So I went to the London Girl Geeks Dinner last night. It was held on the Google London Campus which seems to be some sort of space set up by Google as a startup incubator. I would be interested to learn a bit more about that but the focus last night was on the GGD.
Atlassian sponsored the food and drink last night and muggins here was the speaker. Not sure how it went as I wasn't allowed to use slides so instead I pulled out my bag of tricks and talked though the decision making process for which equipment I bring to run my team from remote locations. I was also utterly shattered from all of the running around I've been doing lately (ACCU conference in Bristol, etc.) and hadn't had any sleep the night before. Still, there were some excellent questions from the audience.
To cap it off, Atlassian presented me with an iPad so now I'm having enormous fun setting it up, installing applications, etc. This will definitely be better for running a project remotely. Don't get me wrong, the kindle was sufficient to get the job done BUT having a bigger screen makes it easier to run the management dashboard, it's easier to use the onscreen keyboard, the web browser is faster and more responsive and it's far more convenient to have the cellular connection built in rather than juggling a mifi or tethering via my phone (which is expensive, burns up phone battery and doesn't work with the iPhone/kindle combination).
There was a great deal of interest in the tech that I use, particularly the powerbars. Quite a few of the gals hadn't seen them before and my point was that they are enormously useful in everyday life, not just when in remote locations. It's always wise to have backup power. I also passed on the point that you have to be careful with li-on batteries and that it's best to have 2 spares and alternate using them - when we hear stories of li-on batteries melting down or blowing up it's usually because they have been used too soon after charging. You should have two that you alternate using so that they have time to sit after charging (tip of the hat to my baby bro Andrew for that info).
The USB dongle that I use for transferring data/files/photos from an SD Card to main machine was also a piece of kit that some hadn't seen before. I use it so that I'm not burning up battery on my camera or other peripheral when I want to transfer items. It's tiny and cost me the princely sum of ~£2.75 so definitely a worthwhile investment.

• DATA PROVIDED:
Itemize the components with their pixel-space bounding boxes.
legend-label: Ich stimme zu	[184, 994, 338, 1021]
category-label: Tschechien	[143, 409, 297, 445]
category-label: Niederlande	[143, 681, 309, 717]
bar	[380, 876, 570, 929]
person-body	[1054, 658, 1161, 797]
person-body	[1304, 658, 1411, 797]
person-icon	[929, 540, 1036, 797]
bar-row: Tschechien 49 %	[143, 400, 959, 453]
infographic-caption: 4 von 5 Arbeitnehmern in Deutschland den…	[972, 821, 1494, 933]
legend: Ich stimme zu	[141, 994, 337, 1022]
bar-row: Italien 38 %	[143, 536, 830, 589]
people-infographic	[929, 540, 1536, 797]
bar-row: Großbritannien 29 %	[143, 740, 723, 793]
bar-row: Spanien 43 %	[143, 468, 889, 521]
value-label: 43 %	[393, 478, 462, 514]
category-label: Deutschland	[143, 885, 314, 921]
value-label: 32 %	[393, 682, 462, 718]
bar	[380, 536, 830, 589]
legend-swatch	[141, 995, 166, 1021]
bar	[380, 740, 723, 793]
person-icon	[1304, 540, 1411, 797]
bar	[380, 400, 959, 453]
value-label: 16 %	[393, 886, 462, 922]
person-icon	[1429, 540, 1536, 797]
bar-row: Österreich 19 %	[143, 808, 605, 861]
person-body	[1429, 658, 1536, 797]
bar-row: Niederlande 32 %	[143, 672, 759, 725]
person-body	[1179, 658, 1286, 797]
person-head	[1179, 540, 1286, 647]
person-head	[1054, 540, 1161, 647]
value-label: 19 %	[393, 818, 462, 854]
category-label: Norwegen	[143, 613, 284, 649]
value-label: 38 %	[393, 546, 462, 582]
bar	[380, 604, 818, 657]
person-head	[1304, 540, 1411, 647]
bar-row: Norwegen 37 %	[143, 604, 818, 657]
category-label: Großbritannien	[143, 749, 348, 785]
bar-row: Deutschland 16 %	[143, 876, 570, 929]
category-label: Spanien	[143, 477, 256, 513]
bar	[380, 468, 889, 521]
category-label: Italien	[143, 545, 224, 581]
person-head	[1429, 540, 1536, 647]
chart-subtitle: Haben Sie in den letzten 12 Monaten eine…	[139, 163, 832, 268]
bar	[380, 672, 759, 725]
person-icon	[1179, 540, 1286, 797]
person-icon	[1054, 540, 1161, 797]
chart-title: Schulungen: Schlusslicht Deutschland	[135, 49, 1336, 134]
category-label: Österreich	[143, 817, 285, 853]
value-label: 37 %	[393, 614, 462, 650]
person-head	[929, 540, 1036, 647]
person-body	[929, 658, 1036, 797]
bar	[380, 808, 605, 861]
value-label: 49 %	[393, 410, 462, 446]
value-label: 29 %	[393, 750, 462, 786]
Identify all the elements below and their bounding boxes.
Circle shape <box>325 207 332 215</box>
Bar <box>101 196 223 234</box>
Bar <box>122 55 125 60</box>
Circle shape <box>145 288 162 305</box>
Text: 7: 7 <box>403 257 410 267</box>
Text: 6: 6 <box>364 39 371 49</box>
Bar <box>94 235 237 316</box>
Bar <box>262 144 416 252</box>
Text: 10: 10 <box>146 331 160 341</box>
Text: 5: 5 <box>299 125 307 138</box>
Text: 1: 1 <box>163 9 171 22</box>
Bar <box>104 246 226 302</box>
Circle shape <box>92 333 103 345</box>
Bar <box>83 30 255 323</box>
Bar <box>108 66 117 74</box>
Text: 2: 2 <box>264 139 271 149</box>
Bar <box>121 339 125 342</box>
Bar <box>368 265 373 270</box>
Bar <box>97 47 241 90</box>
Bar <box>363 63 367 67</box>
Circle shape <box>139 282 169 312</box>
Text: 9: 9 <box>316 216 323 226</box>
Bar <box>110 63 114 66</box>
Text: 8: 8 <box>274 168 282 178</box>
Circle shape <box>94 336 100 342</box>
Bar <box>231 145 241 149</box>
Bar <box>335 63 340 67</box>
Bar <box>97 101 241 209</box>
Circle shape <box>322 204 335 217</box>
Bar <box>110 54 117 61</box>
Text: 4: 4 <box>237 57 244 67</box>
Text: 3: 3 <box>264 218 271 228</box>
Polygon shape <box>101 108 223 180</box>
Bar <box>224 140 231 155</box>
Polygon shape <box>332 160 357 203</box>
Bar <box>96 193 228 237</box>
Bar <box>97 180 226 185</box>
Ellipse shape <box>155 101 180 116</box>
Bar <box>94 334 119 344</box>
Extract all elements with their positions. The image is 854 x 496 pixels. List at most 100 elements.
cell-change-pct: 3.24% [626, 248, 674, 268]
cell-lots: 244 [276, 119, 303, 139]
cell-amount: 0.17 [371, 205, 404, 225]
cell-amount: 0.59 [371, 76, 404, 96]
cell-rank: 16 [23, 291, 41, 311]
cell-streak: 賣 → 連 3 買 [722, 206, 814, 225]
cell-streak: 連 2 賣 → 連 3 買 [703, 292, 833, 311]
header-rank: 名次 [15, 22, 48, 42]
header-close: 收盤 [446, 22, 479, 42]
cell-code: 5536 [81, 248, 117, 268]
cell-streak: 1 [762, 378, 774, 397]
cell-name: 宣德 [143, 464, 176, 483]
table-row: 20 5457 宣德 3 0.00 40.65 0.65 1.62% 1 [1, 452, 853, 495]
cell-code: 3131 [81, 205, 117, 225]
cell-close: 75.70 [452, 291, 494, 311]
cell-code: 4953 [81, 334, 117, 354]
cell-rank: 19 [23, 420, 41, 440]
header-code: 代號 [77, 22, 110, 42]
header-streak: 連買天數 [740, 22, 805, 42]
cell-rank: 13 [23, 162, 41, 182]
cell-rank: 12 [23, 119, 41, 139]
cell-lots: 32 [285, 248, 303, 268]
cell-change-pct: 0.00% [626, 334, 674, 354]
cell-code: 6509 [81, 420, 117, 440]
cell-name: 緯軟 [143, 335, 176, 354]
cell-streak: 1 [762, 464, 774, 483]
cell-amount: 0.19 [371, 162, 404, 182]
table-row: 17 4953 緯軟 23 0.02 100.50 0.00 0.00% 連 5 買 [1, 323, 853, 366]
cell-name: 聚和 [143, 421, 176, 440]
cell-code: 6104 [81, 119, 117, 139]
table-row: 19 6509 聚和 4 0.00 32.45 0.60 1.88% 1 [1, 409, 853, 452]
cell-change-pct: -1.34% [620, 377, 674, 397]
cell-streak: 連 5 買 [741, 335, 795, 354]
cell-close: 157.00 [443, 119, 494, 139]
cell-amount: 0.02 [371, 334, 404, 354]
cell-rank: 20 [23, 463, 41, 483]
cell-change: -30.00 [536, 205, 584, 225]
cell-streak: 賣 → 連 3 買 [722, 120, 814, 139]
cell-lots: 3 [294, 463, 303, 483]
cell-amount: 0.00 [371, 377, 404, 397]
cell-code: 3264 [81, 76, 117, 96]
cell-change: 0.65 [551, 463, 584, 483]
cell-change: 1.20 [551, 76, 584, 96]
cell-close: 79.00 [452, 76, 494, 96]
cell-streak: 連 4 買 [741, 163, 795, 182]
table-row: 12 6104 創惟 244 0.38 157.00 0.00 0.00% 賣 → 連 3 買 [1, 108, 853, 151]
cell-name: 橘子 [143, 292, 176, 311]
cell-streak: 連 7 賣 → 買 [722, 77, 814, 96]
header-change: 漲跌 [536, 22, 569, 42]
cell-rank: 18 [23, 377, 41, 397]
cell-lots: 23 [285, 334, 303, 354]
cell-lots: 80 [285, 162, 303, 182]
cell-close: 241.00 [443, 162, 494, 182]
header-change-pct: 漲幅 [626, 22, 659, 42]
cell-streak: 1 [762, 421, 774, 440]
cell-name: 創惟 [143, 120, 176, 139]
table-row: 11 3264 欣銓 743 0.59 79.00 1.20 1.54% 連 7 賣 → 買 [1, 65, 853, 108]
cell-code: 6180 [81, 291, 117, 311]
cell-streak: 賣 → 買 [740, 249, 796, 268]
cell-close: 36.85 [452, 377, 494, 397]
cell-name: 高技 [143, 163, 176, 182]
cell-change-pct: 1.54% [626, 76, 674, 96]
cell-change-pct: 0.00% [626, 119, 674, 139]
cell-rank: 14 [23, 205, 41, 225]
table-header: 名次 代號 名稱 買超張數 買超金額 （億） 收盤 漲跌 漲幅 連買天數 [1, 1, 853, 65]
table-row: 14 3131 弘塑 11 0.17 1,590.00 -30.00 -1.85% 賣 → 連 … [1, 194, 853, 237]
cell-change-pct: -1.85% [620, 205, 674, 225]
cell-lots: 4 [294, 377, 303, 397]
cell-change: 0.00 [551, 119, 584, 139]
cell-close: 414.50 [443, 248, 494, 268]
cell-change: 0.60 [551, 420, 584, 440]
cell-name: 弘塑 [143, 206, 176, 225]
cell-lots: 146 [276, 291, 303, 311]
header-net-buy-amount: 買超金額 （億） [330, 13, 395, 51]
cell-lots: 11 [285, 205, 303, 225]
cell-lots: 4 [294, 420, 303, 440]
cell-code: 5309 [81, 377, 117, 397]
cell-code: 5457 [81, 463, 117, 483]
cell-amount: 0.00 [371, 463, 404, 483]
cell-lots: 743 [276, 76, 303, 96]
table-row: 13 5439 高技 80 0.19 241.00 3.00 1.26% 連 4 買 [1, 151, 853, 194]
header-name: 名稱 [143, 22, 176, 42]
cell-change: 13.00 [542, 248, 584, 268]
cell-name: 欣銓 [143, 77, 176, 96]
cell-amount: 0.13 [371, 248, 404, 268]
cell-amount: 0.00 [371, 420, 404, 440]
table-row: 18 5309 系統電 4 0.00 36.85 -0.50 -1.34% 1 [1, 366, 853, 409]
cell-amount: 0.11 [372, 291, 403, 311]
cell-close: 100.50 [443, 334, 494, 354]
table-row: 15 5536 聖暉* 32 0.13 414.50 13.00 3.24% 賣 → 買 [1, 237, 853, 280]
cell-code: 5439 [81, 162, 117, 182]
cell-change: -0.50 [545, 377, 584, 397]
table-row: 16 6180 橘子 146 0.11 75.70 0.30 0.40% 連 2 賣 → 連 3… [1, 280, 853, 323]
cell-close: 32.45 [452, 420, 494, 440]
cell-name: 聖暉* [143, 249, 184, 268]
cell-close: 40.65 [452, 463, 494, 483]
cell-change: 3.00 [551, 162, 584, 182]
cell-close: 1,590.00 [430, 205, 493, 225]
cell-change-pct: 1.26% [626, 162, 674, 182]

• EXERCISE REQUIREMENTS:
**A.** In the account of the London Girl Geeks Dinner, where was the event held?
**B.** Write the next part of the account of the London Girl Geeks Dinner, starting after its final sentence.
The records have no connection to the text about the Girl Geeks Dinner.

• OUTPUTS BY TASK:
**A.** On the Google London Campus.

**B.**
Another question from last night was "Why don't you use a satellite phone?". I have had this one before (actually, I may have to compile an FAQ) and it's a good question. After all, connectivity can be rather problematic and a satellite phone would certainly reduce the risk of not being able to connect to my team. The answer is, I would love to have/use a satphone but my budget prevents it. If some company like Garmin would like to donate one then that would be awesome but even then that is just offsetting the cost of the basic equipment. The cost of actually using a satellite connection is still a major consideration.The cost of a phone that works well for both voice and data (as a satellite modem) including a minutes/data bundle would be ~£1500. Realistically the most cost-efficient thing would be to get a satphone sleeve adapter for my iPhone but between that and a bundle of minutes for voice we are still talking about £600-700. Either way we are talking about crazy money and as I pay for my own equipment, that's a big NO. If someone would like to sponsor/donate a satellite phone then this may change and I'm certainly willing to try this method of connectivity.
Anyway, many thanks to Atlassian for the iPad, it will almost certainly make managing my team easier. Now I just have to find a new team! Speaking of Atlassian, I will be at their London RoadTrip in Camden tonight. I'm looking forward to it as there are new versions of a bunch of their tools that have come out recently and I'm quite interested to see what has changed and what new functionality is available. Expect a report from me tomorrow although I am also heading up to the National Museum of Computing tomorrow so results of that visit may supersede tonights event.
Speaking of TNMOC, I have just downloaded and installed their smartphone app which looks fun. It has a floorplan of the museum, highlights of the displays, events, etc. but I think they missed a trick in that there is no button to make a donation. Until that is rectified though, you can use the button to the right on this screen to make a donation to TNMOC. Don't hesitate, do it now. Remember that 100% of the funds that I raise go to the museum, I do not use my fundraising as a mechanism to subsidise my trips or the technology used on those trips.
Furthermore, I've just learned that the ground rent that the museum pay has been raised to £75,000/year so it's more important than ever that we reach in our pockets and help to preserve our computing heritage.